-- START Material provided --

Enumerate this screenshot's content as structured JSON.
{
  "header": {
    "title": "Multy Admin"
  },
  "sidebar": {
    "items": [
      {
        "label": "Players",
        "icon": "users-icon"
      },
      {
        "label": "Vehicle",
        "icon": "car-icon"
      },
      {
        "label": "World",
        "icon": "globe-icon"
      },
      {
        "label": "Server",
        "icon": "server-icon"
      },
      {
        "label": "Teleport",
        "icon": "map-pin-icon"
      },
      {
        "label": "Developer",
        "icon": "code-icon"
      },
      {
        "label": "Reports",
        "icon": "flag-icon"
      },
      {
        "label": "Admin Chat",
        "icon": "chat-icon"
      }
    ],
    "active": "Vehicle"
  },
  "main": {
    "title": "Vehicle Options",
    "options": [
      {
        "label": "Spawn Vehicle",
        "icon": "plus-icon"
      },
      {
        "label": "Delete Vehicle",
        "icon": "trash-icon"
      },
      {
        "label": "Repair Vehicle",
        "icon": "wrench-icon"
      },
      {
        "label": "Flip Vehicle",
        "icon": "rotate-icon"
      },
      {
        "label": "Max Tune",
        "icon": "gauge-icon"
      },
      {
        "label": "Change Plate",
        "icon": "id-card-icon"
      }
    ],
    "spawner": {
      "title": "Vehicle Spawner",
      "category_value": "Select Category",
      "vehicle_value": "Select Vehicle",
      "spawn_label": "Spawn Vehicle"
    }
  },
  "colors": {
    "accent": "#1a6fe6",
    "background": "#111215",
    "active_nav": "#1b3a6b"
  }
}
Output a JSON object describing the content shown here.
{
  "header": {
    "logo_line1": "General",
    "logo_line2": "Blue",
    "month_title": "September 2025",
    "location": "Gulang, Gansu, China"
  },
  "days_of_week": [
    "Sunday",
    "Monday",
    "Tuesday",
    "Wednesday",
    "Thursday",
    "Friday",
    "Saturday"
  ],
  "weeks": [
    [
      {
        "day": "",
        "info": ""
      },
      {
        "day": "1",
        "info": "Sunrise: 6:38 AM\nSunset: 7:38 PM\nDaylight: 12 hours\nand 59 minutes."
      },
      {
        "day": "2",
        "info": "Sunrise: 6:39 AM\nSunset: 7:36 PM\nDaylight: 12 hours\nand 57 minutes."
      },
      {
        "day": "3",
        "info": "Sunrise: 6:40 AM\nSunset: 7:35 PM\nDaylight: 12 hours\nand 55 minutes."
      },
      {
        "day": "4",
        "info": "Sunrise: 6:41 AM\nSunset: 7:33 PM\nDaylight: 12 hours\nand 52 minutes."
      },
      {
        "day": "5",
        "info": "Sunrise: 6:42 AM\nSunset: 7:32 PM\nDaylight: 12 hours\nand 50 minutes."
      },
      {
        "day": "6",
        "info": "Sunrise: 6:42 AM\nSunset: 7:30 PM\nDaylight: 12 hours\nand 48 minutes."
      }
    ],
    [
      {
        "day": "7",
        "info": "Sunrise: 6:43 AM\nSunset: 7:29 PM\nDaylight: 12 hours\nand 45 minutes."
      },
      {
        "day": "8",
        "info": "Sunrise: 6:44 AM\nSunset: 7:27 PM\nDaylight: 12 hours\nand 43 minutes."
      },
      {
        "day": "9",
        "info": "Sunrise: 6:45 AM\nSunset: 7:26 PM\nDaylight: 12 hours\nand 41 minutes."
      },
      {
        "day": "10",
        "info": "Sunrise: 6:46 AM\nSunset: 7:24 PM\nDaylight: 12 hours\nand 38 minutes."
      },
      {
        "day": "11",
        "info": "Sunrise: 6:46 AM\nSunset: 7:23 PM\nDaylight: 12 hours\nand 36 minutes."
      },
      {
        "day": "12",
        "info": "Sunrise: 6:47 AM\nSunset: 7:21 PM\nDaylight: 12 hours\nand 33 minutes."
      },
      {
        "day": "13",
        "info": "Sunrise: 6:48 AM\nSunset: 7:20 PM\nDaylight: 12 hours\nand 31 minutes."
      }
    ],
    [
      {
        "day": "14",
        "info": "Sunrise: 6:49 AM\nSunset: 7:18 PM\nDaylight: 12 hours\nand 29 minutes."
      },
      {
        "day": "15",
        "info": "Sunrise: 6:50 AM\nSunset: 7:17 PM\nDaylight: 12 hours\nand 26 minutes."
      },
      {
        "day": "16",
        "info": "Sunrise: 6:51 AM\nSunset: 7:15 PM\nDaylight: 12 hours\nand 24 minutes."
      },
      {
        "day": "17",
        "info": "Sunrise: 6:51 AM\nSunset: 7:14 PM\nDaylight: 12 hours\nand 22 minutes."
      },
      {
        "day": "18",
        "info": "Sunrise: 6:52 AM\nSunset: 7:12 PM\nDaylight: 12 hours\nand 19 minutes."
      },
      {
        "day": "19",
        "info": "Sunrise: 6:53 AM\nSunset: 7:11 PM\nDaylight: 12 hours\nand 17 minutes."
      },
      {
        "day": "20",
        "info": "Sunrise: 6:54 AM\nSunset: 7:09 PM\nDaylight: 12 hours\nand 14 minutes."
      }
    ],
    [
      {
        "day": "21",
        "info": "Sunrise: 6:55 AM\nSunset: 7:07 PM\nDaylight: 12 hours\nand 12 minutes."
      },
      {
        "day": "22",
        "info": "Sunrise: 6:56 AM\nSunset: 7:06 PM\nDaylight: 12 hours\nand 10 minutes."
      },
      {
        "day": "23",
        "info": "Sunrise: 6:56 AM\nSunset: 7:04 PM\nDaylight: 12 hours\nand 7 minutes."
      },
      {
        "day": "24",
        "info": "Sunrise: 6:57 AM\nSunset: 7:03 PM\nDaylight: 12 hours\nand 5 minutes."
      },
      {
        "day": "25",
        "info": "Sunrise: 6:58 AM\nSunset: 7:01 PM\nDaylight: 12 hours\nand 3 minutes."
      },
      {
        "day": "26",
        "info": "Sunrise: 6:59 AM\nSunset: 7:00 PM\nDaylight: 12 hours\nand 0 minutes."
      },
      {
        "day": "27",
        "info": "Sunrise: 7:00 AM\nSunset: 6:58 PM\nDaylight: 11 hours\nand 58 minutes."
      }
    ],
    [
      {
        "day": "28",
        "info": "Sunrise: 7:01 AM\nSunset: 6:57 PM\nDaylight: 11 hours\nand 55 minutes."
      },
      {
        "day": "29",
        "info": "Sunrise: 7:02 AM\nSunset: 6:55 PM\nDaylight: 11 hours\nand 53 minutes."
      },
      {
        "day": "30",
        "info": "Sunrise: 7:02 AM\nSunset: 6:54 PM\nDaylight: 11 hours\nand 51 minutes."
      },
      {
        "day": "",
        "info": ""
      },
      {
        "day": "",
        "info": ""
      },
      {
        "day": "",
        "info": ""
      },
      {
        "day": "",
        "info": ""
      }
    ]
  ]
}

-- END Material provided --

• _Stated problem_
Transcribe all entries exactly as they are given.

• _Response to this exercise_
Enumerate this screenshot's content as structured JSON.
{
  "header": {
    "title": "Multy Admin"
  },
  "sidebar": {
    "items": [
      {
        "label": "Players",
        "icon": "users-icon"
      },
      {
        "label": "Vehicle",
        "icon": "car-icon"
      },
      {
        "label": "World",
        "icon": "globe-icon"
      },
      {
        "label": "Server",
        "icon": "server-icon"
      },
      {
        "label": "Teleport",
        "icon": "map-pin-icon"
      },
      {
        "label": "Developer",
        "icon": "code-icon"
      },
      {
        "label": "Reports",
        "icon": "flag-icon"
      },
      {
        "label": "Admin Chat",
        "icon": "chat-icon"
      }
    ],
    "active": "Vehicle"
  },
  "main": {
    "title": "Vehicle Options",
    "options": [
      {
        "label": "Spawn Vehicle",
        "icon": "plus-icon"
      },
      {
        "label": "Delete Vehicle",
        "icon": "trash-icon"
      },
      {
        "label": "Repair Vehicle",
        "icon": "wrench-icon"
      },
      {
        "label": "Flip Vehicle",
        "icon": "rotate-icon"
      },
      {
        "label": "Max Tune",
        "icon": "gauge-icon"
      },
      {
        "label": "Change Plate",
        "icon": "id-card-icon"
      }
    ],
    "spawner": {
      "title": "Vehicle Spawner",
      "category_value": "Select Category",
      "vehicle_value": "Select Vehicle",
      "spawn_label": "Spawn Vehicle"
    }
  },
  "colors": {
    "accent": "#1a6fe6",
    "background": "#111215",
    "active_nav": "#1b3a6b"
  }
}
Output a JSON object describing the content shown here.
{
  "header": {
    "logo_line1": "General",
    "logo_line2": "Blue",
    "month_title": "September 2025",
    "location": "Gulang, Gansu, China"
  },
  "days_of_week": [
    "Sunday",
    "Monday",
    "Tuesday",
    "Wednesday",
    "Thursday",
    "Friday",
    "Saturday"
  ],
  "weeks": [
    [
      {
        "day": "",
        "info": ""
      },
      {
        "day": "1",
        "info": "Sunrise: 6:38 AM\nSunset: 7:38 PM\nDaylight: 12 hours\nand 59 minutes."
      },
      {
        "day": "2",
        "info": "Sunrise: 6:39 AM\nSunset: 7:36 PM\nDaylight: 12 hours\nand 57 minutes."
      },
      {
        "day": "3",
        "info": "Sunrise: 6:40 AM\nSunset: 7:35 PM\nDaylight: 12 hours\nand 55 minutes."
      },
      {
        "day": "4",
        "info": "Sunrise: 6:41 AM\nSunset: 7:33 PM\nDaylight: 12 hours\nand 52 minutes."
      },
      {
        "day": "5",
        "info": "Sunrise: 6:42 AM\nSunset: 7:32 PM\nDaylight: 12 hours\nand 50 minutes."
      },
      {
        "day": "6",
        "info": "Sunrise: 6:42 AM\nSunset: 7:30 PM\nDaylight: 12 hours\nand 48 minutes."
      }
    ],
    [
      {
        "day": "7",
        "info": "Sunrise: 6:43 AM\nSunset: 7:29 PM\nDaylight: 12 hours\nand 45 minutes."
      },
      {
        "day": "8",
        "info": "Sunrise: 6:44 AM\nSunset: 7:27 PM\nDaylight: 12 hours\nand 43 minutes."
      },
      {
        "day": "9",
        "info": "Sunrise: 6:45 AM\nSunset: 7:26 PM\nDaylight: 12 hours\nand 41 minutes."
      },
      {
        "day": "10",
        "info": "Sunrise: 6:46 AM\nSunset: 7:24 PM\nDaylight: 12 hours\nand 38 minutes."
      },
      {
        "day": "11",
        "info": "Sunrise: 6:46 AM\nSunset: 7:23 PM\nDaylight: 12 hours\nand 36 minutes."
      },
      {
        "day": "12",
        "info": "Sunrise: 6:47 AM\nSunset: 7:21 PM\nDaylight: 12 hours\nand 33 minutes."
      },
      {
        "day": "13",
        "info": "Sunrise: 6:48 AM\nSunset: 7:20 PM\nDaylight: 12 hours\nand 31 minutes."
      }
    ],
    [
      {
        "day": "14",
        "info": "Sunrise: 6:49 AM\nSunset: 7:18 PM\nDaylight: 12 hours\nand 29 minutes."
      },
      {
        "day": "15",
        "info": "Sunrise: 6:50 AM\nSunset: 7:17 PM\nDaylight: 12 hours\nand 26 minutes."
      },
      {
        "day": "16",
        "info": "Sunrise: 6:51 AM\nSunset: 7:15 PM\nDaylight: 12 hours\nand 24 minutes."
      },
      {
        "day": "17",
        "info": "Sunrise: 6:51 AM\nSunset: 7:14 PM\nDaylight: 12 hours\nand 22 minutes."
      },
      {
        "day": "18",
        "info": "Sunrise: 6:52 AM\nSunset: 7:12 PM\nDaylight: 12 hours\nand 19 minutes."
      },
      {
        "day": "19",
        "info": "Sunrise: 6:53 AM\nSunset: 7:11 PM\nDaylight: 12 hours\nand 17 minutes."
      },
      {
        "day": "20",
        "info": "Sunrise: 6:54 AM\nSunset: 7:09 PM\nDaylight: 12 hours\nand 14 minutes."
      }
    ],
    [
      {
        "day": "21",
        "info": "Sunrise: 6:55 AM\nSunset: 7:07 PM\nDaylight: 12 hours\nand 12 minutes."
      },
      {
        "day": "22",
        "info": "Sunrise: 6:56 AM\nSunset: 7:06 PM\nDaylight: 12 hours\nand 10 minutes."
      },
      {
        "day": "23",
        "info": "Sunrise: 6:56 AM\nSunset: 7:04 PM\nDaylight: 12 hours\nand 7 minutes."
      },
      {
        "day": "24",
        "info": "Sunrise: 6:57 AM\nSunset: 7:03 PM\nDaylight: 12 hours\nand 5 minutes."
      },
      {
        "day": "25",
        "info": "Sunrise: 6:58 AM\nSunset: 7:01 PM\nDaylight: 12 hours\nand 3 minutes."
      },
      {
        "day": "26",
        "info": "Sunrise: 6:59 AM\nSunset: 7:00 PM\nDaylight: 12 hours\nand 0 minutes."
      },
      {
        "day": "27",
        "info": "Sunrise: 7:00 AM\nSunset: 6:58 PM\nDaylight: 11 hours\nand 58 minutes."
      }
    ],
    [
      {
        "day": "28",
        "info": "Sunrise: 7:01 AM\nSunset: 6:57 PM\nDaylight: 11 hours\nand 55 minutes."
      },
      {
        "day": "29",
        "info": "Sunrise: 7:02 AM\nSunset: 6:55 PM\nDaylight: 11 hours\nand 53 minutes."
      },
      {
        "day": "30",
        "info": "Sunrise: 7:02 AM\nSunset: 6:54 PM\nDaylight: 11 hours\nand 51 minutes."
      },
      {
        "day": "",
        "info": ""
      },
      {
        "day": "",
        "info": ""
      },
      {
        "day": "",
        "info": ""
      },
      {
        "day": "",
        "info": ""
      }
    ]
  ]
}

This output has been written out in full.